# [The exercise]
Each line of the material below that holds the word "昨天我们决定" needs to be copied.

Entries from a dataset
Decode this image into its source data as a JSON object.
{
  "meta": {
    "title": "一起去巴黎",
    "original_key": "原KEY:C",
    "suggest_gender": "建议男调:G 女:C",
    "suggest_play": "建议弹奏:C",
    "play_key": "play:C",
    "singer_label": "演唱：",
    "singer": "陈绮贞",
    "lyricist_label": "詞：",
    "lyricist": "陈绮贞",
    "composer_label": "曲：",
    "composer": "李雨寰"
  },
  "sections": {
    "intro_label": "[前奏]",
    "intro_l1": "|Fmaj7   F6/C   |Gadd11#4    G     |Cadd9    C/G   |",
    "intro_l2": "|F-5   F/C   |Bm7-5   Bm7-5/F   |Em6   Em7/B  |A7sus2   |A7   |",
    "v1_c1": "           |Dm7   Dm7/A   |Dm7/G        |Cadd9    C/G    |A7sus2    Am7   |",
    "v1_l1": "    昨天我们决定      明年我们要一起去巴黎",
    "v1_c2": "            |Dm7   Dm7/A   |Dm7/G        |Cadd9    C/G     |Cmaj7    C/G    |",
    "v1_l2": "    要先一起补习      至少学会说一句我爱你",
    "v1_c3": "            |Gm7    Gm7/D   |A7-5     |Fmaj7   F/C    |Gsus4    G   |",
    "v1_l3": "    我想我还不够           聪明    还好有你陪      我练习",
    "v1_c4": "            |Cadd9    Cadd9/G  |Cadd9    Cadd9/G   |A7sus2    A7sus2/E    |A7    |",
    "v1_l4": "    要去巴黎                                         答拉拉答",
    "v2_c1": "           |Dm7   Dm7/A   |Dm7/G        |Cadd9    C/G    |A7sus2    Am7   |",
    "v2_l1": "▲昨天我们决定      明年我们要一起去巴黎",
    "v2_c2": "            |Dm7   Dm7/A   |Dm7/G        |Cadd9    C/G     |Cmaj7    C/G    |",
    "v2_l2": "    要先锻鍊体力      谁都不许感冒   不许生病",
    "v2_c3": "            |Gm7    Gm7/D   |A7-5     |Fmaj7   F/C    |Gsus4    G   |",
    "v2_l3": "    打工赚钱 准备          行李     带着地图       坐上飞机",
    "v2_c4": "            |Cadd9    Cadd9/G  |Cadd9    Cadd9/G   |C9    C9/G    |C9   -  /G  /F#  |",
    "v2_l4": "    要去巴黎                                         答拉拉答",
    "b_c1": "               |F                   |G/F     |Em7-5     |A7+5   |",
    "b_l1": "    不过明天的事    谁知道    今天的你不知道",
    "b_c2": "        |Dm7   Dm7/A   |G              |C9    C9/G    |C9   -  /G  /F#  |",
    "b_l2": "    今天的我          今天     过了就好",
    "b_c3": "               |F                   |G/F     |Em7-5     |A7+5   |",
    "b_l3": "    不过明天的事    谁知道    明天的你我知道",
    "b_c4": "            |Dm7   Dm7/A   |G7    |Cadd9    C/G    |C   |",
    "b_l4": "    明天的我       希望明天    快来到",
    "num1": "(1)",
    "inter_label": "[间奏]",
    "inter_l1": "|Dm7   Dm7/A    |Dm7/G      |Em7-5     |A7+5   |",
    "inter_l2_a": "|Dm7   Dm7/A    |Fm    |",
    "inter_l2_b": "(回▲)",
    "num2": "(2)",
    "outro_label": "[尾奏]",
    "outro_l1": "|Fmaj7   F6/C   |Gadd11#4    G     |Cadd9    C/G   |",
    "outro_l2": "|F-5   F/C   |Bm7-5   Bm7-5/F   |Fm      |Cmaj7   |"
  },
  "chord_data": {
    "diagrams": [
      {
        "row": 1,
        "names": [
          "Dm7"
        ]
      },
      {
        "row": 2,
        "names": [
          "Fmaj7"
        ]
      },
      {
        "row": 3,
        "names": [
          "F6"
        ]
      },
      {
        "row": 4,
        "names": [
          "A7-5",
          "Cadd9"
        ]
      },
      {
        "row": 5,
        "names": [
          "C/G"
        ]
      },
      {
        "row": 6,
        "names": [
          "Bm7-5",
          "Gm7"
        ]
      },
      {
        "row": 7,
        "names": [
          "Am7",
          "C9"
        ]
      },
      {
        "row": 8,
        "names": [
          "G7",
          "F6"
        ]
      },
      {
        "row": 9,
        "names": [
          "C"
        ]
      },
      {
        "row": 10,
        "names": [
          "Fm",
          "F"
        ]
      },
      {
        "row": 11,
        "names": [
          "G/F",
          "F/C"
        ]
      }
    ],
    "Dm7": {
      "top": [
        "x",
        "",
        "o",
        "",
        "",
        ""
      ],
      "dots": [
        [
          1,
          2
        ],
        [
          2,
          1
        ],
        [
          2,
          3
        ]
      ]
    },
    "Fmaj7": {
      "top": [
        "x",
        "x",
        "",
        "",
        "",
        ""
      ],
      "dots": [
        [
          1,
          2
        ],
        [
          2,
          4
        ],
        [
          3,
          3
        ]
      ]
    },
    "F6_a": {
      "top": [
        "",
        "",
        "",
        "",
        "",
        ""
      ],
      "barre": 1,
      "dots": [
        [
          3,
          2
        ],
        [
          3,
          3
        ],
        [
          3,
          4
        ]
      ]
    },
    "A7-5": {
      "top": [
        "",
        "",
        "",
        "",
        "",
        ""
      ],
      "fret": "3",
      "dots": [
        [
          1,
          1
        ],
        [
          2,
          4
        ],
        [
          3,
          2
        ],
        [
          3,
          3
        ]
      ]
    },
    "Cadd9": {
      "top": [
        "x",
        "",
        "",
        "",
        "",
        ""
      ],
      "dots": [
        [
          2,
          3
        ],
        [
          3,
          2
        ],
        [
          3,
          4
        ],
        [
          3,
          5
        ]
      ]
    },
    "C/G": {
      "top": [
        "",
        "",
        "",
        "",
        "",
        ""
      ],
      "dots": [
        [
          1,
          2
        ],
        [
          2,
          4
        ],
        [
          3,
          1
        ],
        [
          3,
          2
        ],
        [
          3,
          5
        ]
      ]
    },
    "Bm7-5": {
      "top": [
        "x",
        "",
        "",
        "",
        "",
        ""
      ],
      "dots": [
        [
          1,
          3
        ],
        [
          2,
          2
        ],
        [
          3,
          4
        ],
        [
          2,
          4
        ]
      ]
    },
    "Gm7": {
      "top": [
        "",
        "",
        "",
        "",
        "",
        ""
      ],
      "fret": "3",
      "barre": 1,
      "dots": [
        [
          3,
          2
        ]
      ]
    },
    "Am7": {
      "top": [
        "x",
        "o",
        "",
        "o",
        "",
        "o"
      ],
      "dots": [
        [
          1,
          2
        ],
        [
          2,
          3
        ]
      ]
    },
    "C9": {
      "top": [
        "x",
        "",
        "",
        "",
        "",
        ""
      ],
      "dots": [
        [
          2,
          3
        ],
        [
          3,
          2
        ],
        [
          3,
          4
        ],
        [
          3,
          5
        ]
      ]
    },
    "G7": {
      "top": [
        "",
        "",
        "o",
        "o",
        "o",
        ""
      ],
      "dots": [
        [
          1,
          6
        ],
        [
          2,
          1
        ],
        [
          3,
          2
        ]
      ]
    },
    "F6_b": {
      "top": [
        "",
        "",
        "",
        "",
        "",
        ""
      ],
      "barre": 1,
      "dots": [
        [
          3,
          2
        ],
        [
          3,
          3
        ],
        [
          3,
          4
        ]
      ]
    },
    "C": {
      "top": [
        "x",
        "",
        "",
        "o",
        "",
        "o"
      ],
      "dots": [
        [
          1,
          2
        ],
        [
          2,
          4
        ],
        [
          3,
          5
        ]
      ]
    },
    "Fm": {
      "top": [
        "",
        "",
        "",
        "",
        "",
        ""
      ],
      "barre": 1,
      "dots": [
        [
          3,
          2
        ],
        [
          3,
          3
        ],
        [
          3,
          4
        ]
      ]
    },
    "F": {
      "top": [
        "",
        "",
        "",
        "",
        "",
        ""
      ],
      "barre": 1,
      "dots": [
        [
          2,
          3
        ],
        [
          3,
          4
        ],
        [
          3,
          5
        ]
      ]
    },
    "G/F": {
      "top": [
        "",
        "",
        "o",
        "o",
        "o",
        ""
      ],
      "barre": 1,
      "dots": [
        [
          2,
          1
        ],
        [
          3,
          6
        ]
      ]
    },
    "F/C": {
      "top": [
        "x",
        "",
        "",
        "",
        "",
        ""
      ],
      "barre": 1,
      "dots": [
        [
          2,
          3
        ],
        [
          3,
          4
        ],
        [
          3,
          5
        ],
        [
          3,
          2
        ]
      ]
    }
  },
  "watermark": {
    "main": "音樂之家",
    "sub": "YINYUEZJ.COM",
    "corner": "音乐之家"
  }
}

# [Answer to the exercise]
    "v1_l1": "    昨天我们决定      明年我们要一起去巴黎",
    "v2_l1": "▲昨天我们决定      明年我们要一起去巴黎",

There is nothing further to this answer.